Pull every line holding the string "出示情境图" from the records below.

#### Provided data:
########
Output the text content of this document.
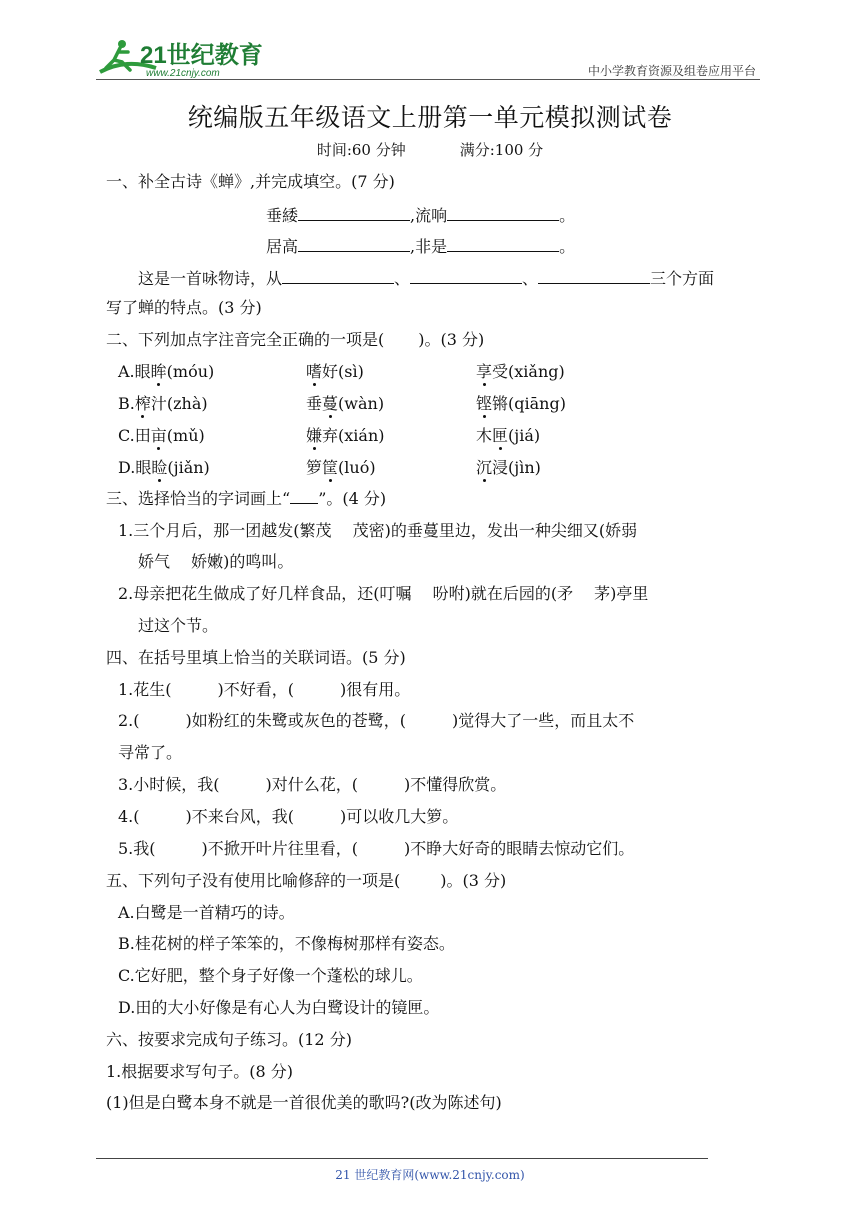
21世纪教育
www.21cnjy.com	中小学教育资源及组卷应用平台
统编版五年级语文上册第一单元模拟测试卷
时间:60 分钟	满分:100 分
一、补全古诗《蝉》,并完成填空。(7 分)
垂緌	,流响	。
居高	,非是	。
这是一首咏物诗，从	、	、	三个方面
写了蝉的特点。(3 分)
二、下列加点字注音完全正确的一项是( )。(3 分)
A.眼眸(móu)	嗜好(sì)	享受(xiǎng)
B.榨汁(zhà)	垂蔓(wàn)	铿锵(qiāng)
C.田亩(mǔ)	嫌弃(xián)	木匣(jiá)
D.眼睑(jiǎn)	箩筐(luó)	沉浸(jìn)
三、选择恰当的字词画上“ ”。(4 分)
1.三个月后，那一团越发(繁茂　 茂密)的垂蔓里边，发出一种尖细又(娇弱
娇气　 娇嫩)的鸣叫。
2.母亲把花生做成了好几样食品，还(叮嘱　 吩咐)就在后园的(矛　 茅)亭里
过这个节。
四、在括号里填上恰当的关联词语。(5 分)
1.花生(	)不好看，(	)很有用。
2.(	)如粉红的朱鹭或灰色的苍鹭，(	)觉得大了一些，而且太不
寻常了。
3.小时候，我(	)对什么花，(	)不懂得欣赏。
4.(	)不来台风，我(	)可以收几大箩。
5.我(	)不掀开叶片往里看，(	)不睁大好奇的眼睛去惊动它们。
五、下列句子没有使用比喻修辞的一项是(	)。(3 分)
A.白鹭是一首精巧的诗。
B.桂花树的样子笨笨的，不像梅树那样有姿态。
C.它好肥，整个身子好像一个蓬松的球儿。
D.田的大小好像是有心人为白鹭设计的镜匣。
六、按要求完成句子练习。(12 分)
1.根据要求写句子。(8 分)
(1)但是白鹭本身不就是一首很优美的歌吗?(改为陈述句)
21 世纪教育网(www.21cnjy.com)
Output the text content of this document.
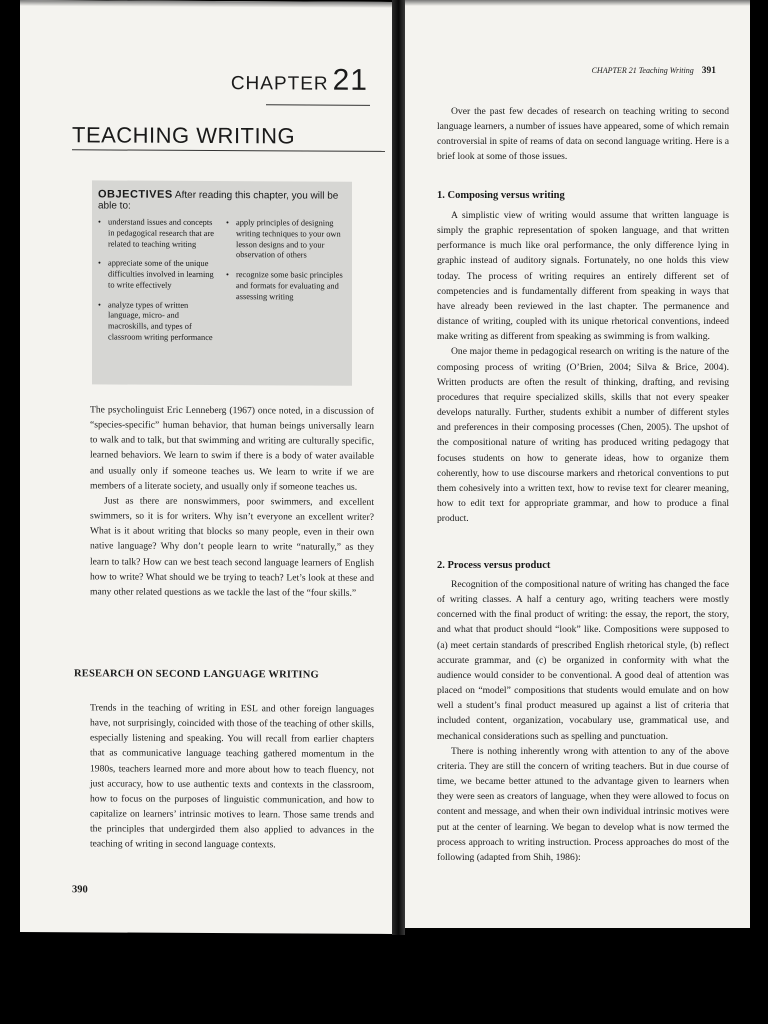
CHAPTER 21
TEACHING WRITING
OBJECTIVES After reading this chapter, you will be able to:
• understand issues and concepts in pedagogical research that are related to teaching writing
• appreciate some of the unique difficulties involved in learning to write effectively
• analyze types of written language, micro- and macroskills, and types of classroom writing performance
• apply principles of designing writing techniques to your own lesson designs and to your observation of others
• recognize some basic principles and formats for evaluating and assessing writing

The psycholinguist Eric Lenneberg (1967) once noted, in a discussion of “species-specific” human behavior, that human beings universally learn to walk and to talk, but that swimming and writing are culturally specific, learned behaviors. We learn to swim if there is a body of water available and usually only if someone teaches us. We learn to write if we are members of a literate society, and usually only if someone teaches us.

Just as there are nonswimmers, poor swimmers, and excellent swimmers, so it is for writers. Why isn’t everyone an excellent writer? What is it about writing that blocks so many people, even in their own native language? Why don’t people learn to write “naturally,” as they learn to talk? How can we best teach second language learners of English how to write? What should we be trying to teach? Let’s look at these and many other related questions as we tackle the last of the “four skills.”

RESEARCH ON SECOND LANGUAGE WRITING

Trends in the teaching of writing in ESL and other foreign languages have, not surprisingly, coincided with those of the teaching of other skills, especially listening and speaking. You will recall from earlier chapters that as communicative language teaching gathered momentum in the 1980s, teachers learned more and more about how to teach fluency, not just accuracy, how to use authentic texts and contexts in the classroom, how to focus on the purposes of linguistic communication, and how to capitalize on learners’ intrinsic motives to learn. Those same trends and the principles that undergirded them also applied to advances in the teaching of writing in second language contexts.

390
CHAPTER 21 Teaching Writing 391

Over the past few decades of research on teaching writing to second language learners, a number of issues have appeared, some of which remain controversial in spite of reams of data on second language writing. Here is a brief look at some of those issues.

1. Composing versus writing

A simplistic view of writing would assume that written language is simply the graphic representation of spoken language, and that written performance is much like oral performance, the only difference lying in graphic instead of auditory signals. Fortunately, no one holds this view today. The process of writing requires an entirely different set of competencies and is fundamentally different from speaking in ways that have already been reviewed in the last chapter. The permanence and distance of writing, coupled with its unique rhetorical conventions, indeed make writing as different from speaking as swimming is from walking.

One major theme in pedagogical research on writing is the nature of the composing process of writing (O’Brien, 2004; Silva & Brice, 2004). Written products are often the result of thinking, drafting, and revising procedures that require specialized skills, skills that not every speaker develops naturally. Further, students exhibit a number of different styles and preferences in their composing processes (Chen, 2005). The upshot of the compositional nature of writing has produced writing pedagogy that focuses students on how to generate ideas, how to organize them coherently, how to use discourse markers and rhetorical conventions to put them cohesively into a written text, how to revise text for clearer meaning, how to edit text for appropriate grammar, and how to produce a final product.

2. Process versus product

Recognition of the compositional nature of writing has changed the face of writing classes. A half a century ago, writing teachers were mostly concerned with the final product of writing: the essay, the report, the story, and what that product should “look” like. Compositions were supposed to (a) meet certain standards of prescribed English rhetorical style, (b) reflect accurate grammar, and (c) be organized in conformity with what the audience would consider to be conventional. A good deal of attention was placed on “model” compositions that students would emulate and on how well a student’s final product measured up against a list of criteria that included content, organization, vocabulary use, grammatical use, and mechanical considerations such as spelling and punctuation.

There is nothing inherently wrong with attention to any of the above criteria. They are still the concern of writing teachers. But in due course of time, we became better attuned to the advantage given to learners when they were seen as creators of language, when they were allowed to focus on content and message, and when their own individual intrinsic motives were put at the center of learning. We began to develop what is now termed the process approach to writing instruction. Process approaches do most of the following (adapted from Shih, 1986):
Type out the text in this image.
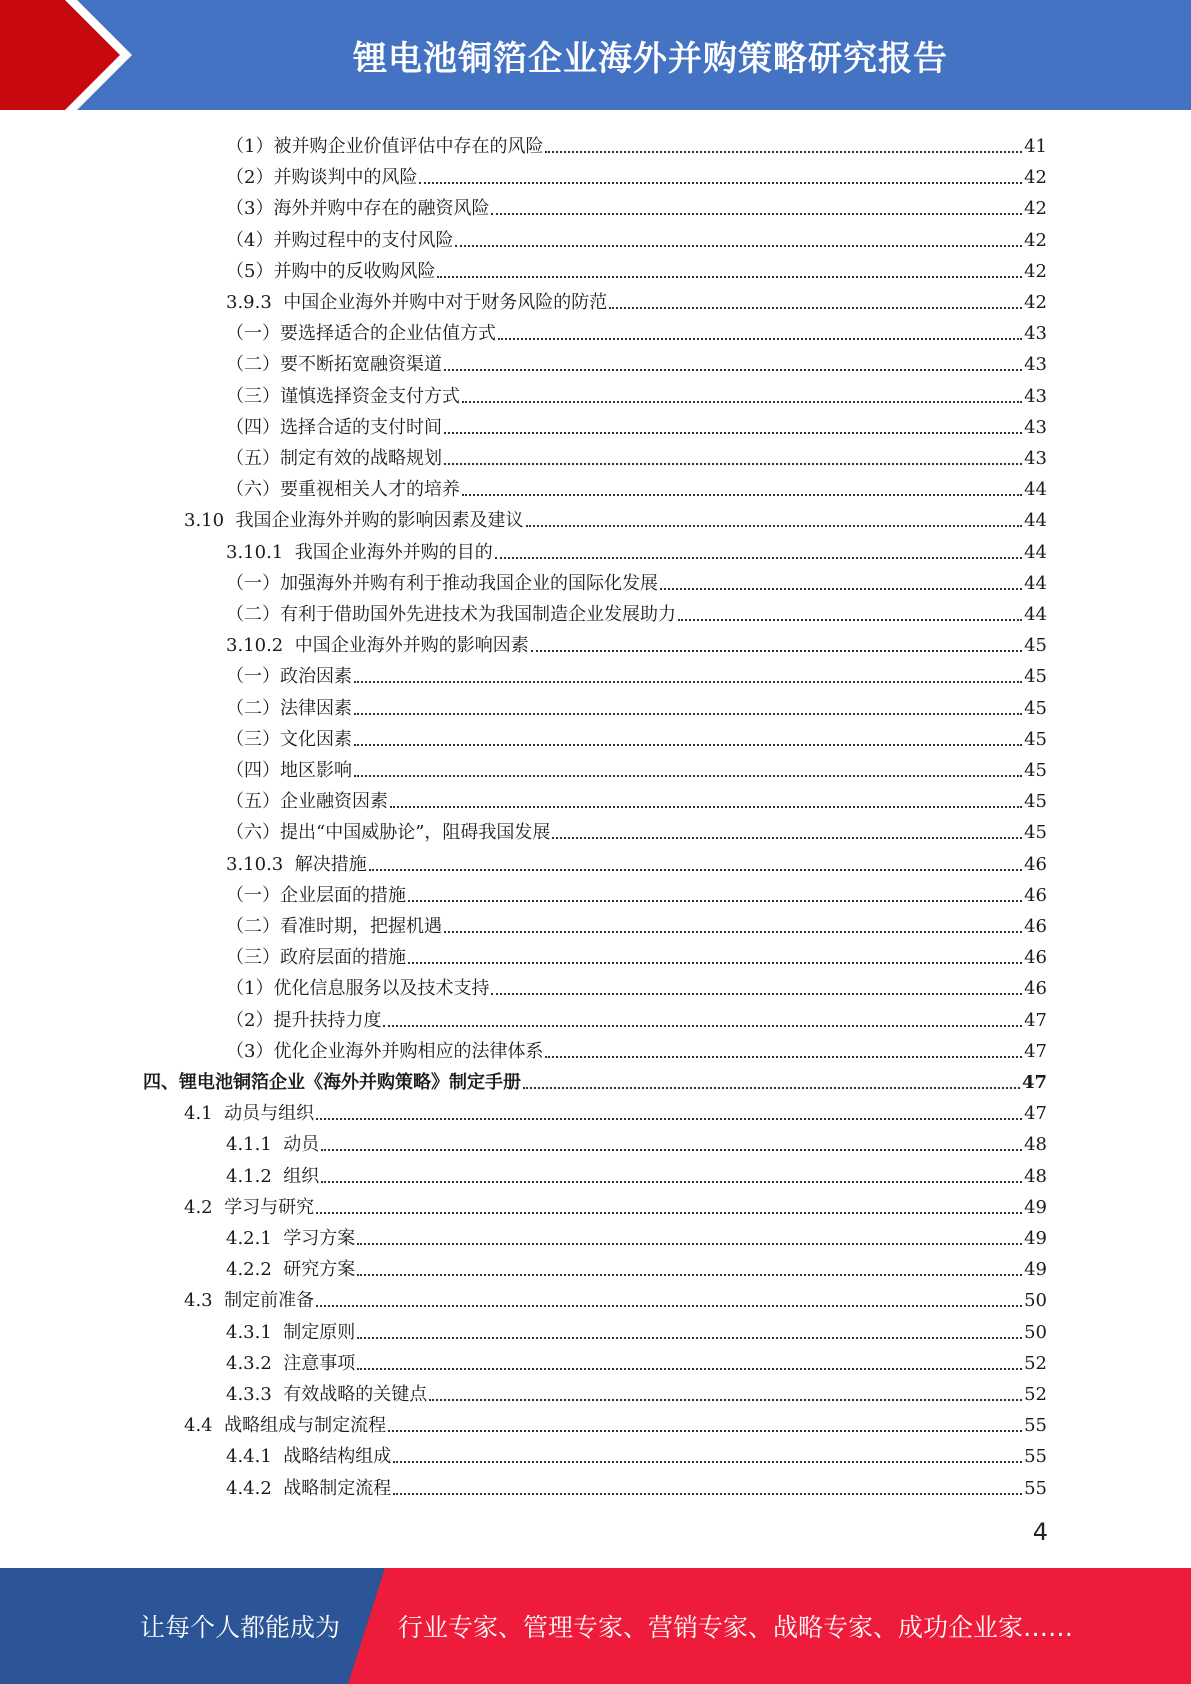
锂电池铜箔企业海外并购策略研究报告
（1） 被并购企业价值评估中存在的风险	41
（2） 并购谈判中的风险	42
（3） 海外并购中存在的融资风险	42
（4） 并购过程中的支付风险	42
（5） 并购中的反收购风险	42
3.9.3 中国企业海外并购中对于财务风险的防范	42
（一） 要选择适合的企业估值方式	43
（二） 要不断拓宽融资渠道	43
（三） 谨慎选择资金支付方式	43
（四） 选择合适的支付时间	43
（五） 制定有效的战略规划	43
（六） 要重视相关人才的培养	44
3.10 我国企业海外并购的影响因素及建议	44
3.10.1 我国企业海外并购的目的	44
（一） 加强海外并购有利于推动我国企业的国际化发展	44
（二） 有利于借助国外先进技术为我国制造企业发展助力	44
3.10.2 中国企业海外并购的影响因素	45
（一） 政治因素	45
（二） 法律因素	45
（三） 文化因素	45
（四） 地区影响	45
（五） 企业融资因素	45
（六） 提出“中国威胁论”，阻碍我国发展	45
3.10.3 解决措施	46
（一） 企业层面的措施	46
（二） 看准时期，把握机遇	46
（三） 政府层面的措施	46
（1） 优化信息服务以及技术支持	46
（2） 提升扶持力度	47
（3） 优化企业海外并购相应的法律体系	47
四、 锂电池铜箔企业《海外并购策略》制定手册	47
4.1 动员与组织	47
4.1.1 动员	48
4.1.2 组织	48
4.2 学习与研究	49
4.2.1 学习方案	49
4.2.2 研究方案	49
4.3 制定前准备	50
4.3.1 制定原则	50
4.3.2 注意事项	52
4.3.3 有效战略的关键点	52
4.4 战略组成与制定流程	55
4.4.1 战略结构组成	55
4.4.2 战略制定流程	55
4
让每个人都能成为 行业专家、管理专家、营销专家、战略专家、成功企业家……
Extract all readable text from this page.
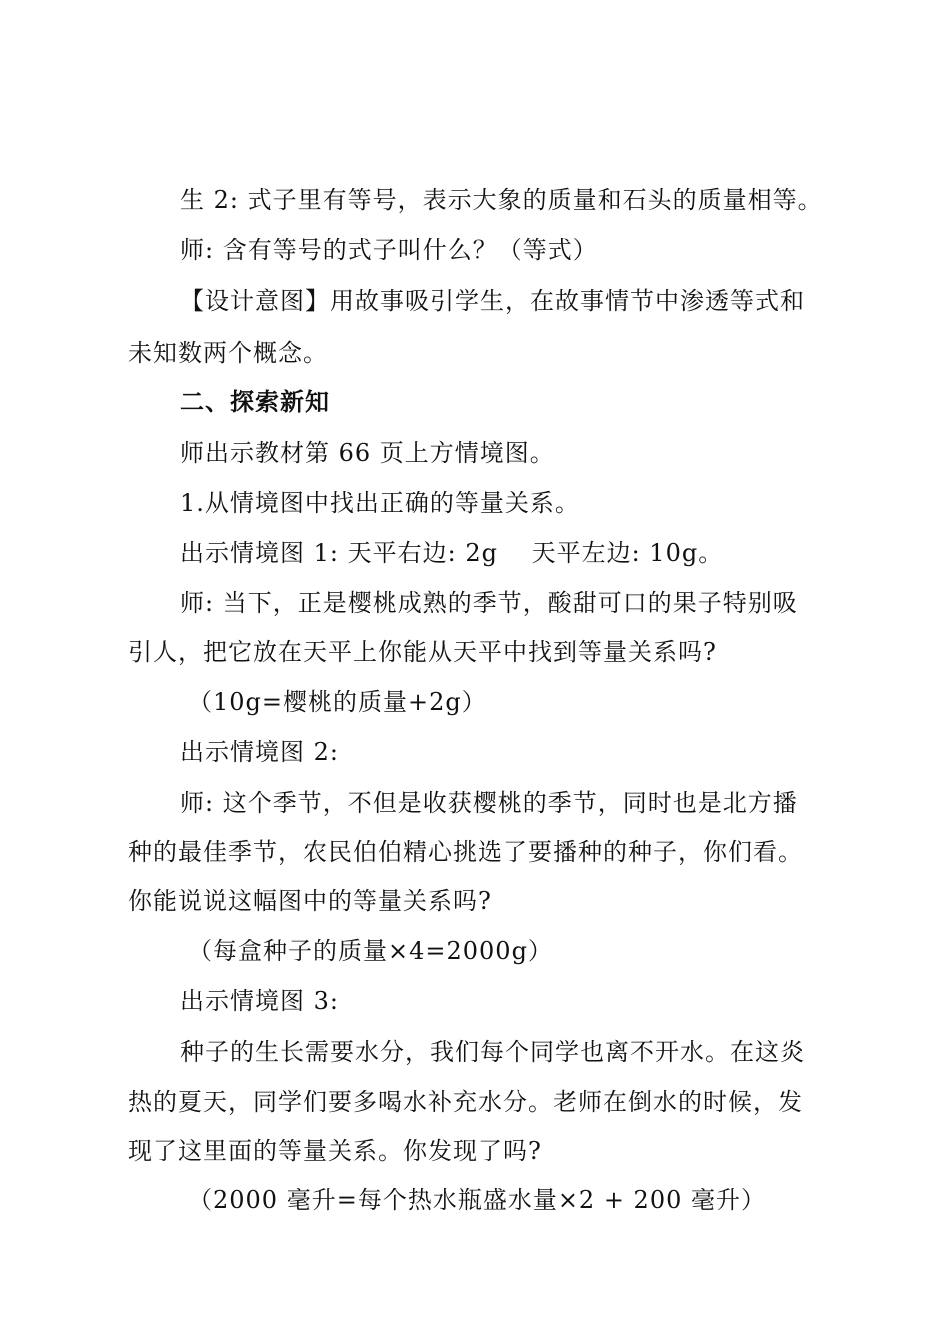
生 2: 式子里有等号，表示大象的质量和石头的质量相等。
师: 含有等号的式子叫什么？（等式）
【设计意图】用故事吸引学生，在故事情节中渗透等式和
未知数两个概念。
二、探索新知
师出示教材第 66 页上方情境图。
1.从情境图中找出正确的等量关系。
出示情境图 1: 天平右边: 2g　 天平左边: 10g。
师: 当下，正是樱桃成熟的季节，酸甜可口的果子特别吸
引人，把它放在天平上你能从天平中找到等量关系吗?
（10g=樱桃的质量+2g）
出示情境图 2:
师: 这个季节，不但是收获樱桃的季节，同时也是北方播
种的最佳季节，农民伯伯精心挑选了要播种的种子，你们看。
你能说说这幅图中的等量关系吗?
（每盒种子的质量×4=2000g）
出示情境图 3:
种子的生长需要水分，我们每个同学也离不开水。在这炎
热的夏天，同学们要多喝水补充水分。老师在倒水的时候，发
现了这里面的等量关系。你发现了吗?
（2000 毫升=每个热水瓶盛水量×2 + 200 毫升）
########
#### Task result:
出示情境图 1: 天平右边: 2g　 天平左边: 10g。
出示情境图 2:
出示情境图 3:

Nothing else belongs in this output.